_Data items:_
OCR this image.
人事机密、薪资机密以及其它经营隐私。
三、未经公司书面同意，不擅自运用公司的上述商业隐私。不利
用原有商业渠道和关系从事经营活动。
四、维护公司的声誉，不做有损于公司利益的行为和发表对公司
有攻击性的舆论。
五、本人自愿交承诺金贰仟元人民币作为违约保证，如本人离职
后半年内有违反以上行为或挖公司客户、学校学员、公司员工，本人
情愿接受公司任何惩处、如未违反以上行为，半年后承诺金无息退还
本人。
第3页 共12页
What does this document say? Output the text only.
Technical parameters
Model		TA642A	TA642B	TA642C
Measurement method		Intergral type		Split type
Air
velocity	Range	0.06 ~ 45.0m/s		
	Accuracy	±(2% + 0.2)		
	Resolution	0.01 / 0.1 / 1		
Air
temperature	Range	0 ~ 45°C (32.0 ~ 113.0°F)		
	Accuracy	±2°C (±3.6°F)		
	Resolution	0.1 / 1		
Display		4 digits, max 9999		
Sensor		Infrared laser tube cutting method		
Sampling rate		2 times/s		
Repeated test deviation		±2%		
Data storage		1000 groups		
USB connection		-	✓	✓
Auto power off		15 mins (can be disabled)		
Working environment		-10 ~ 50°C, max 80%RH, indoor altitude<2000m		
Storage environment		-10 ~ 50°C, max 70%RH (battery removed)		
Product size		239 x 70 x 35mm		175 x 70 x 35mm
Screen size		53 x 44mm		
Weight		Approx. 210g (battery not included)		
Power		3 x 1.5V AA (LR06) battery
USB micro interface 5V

_The task:_ Show the data once more, exactly as it was written.

_Complete response:_
OCR this image.
人事机密、薪资机密以及其它经营隐私。
三、未经公司书面同意，不擅自运用公司的上述商业隐私。不利
用原有商业渠道和关系从事经营活动。
四、维护公司的声誉，不做有损于公司利益的行为和发表对公司
有攻击性的舆论。
五、本人自愿交承诺金贰仟元人民币作为违约保证，如本人离职
后半年内有违反以上行为或挖公司客户、学校学员、公司员工，本人
情愿接受公司任何惩处、如未违反以上行为，半年后承诺金无息退还
本人。
第3页 共12页
What does this document say? Output the text only.
Technical parameters
Model		TA642A	TA642B	TA642C
Measurement method		Intergral type		Split type
Air
velocity	Range	0.06 ~ 45.0m/s		
	Accuracy	±(2% + 0.2)		
	Resolution	0.01 / 0.1 / 1		
Air
temperature	Range	0 ~ 45°C (32.0 ~ 113.0°F)		
	Accuracy	±2°C (±3.6°F)		
	Resolution	0.1 / 1		
Display		4 digits, max 9999		
Sensor		Infrared laser tube cutting method		
Sampling rate		2 times/s		
Repeated test deviation		±2%		
Data storage		1000 groups		
USB connection		-	✓	✓
Auto power off		15 mins (can be disabled)		
Working environment		-10 ~ 50°C, max 80%RH, indoor altitude<2000m		
Storage environment		-10 ~ 50°C, max 70%RH (battery removed)		
Product size		239 x 70 x 35mm		175 x 70 x 35mm
Screen size		53 x 44mm		
Weight		Approx. 210g (battery not included)		
Power		3 x 1.5V AA (LR06) battery
USB micro interface 5V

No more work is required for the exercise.